═══ MATERIAL PROVIDED ═══

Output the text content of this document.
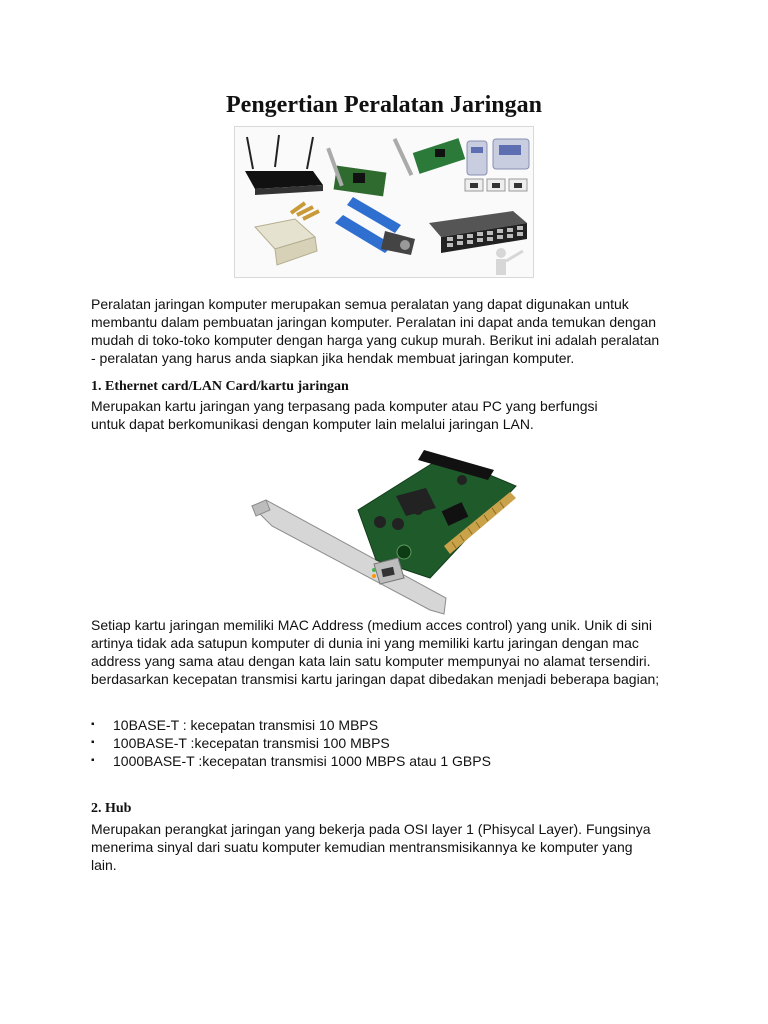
Pengertian Peralatan Jaringan

Peralatan jaringan komputer merupakan semua peralatan yang dapat digunakan untuk
membantu dalam pembuatan jaringan komputer. Peralatan ini dapat anda temukan dengan
mudah di toko-toko komputer dengan harga yang cukup murah. Berikut ini adalah peralatan
- peralatan yang harus anda siapkan jika hendak membuat jaringan komputer.

1. Ethernet card/LAN Card/kartu jaringan

Merupakan kartu jaringan yang terpasang pada komputer atau PC yang berfungsi
untuk dapat berkomunikasi dengan komputer lain melalui jaringan LAN.

Setiap kartu jaringan memiliki MAC Address (medium acces control) yang unik. Unik di sini
artinya tidak ada satupun komputer di dunia ini yang memiliki kartu jaringan dengan mac
address yang sama atau dengan kata lain satu komputer mempunyai no alamat tersendiri.
berdasarkan kecepatan transmisi kartu jaringan dapat dibedakan menjadi beberapa bagian;

▪ 10BASE-T : kecepatan transmisi 10 MBPS
▪ 100BASE-T :kecepatan transmisi 100 MBPS
▪ 1000BASE-T :kecepatan transmisi 1000 MBPS atau 1 GBPS
2. Hub

Merupakan perangkat jaringan yang bekerja pada OSI layer 1 (Phisycal Layer). Fungsinya
menerima sinyal dari suatu komputer kemudian mentransmisikannya ke komputer yang
lain.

═══

• _SET TASK_: Return each line of the data that contains the string "untuk".

• _SOLUTION_:
Peralatan jaringan komputer merupakan semua peralatan yang dapat digunakan untuk
untuk dapat berkomunikasi dengan komputer lain melalui jaringan LAN.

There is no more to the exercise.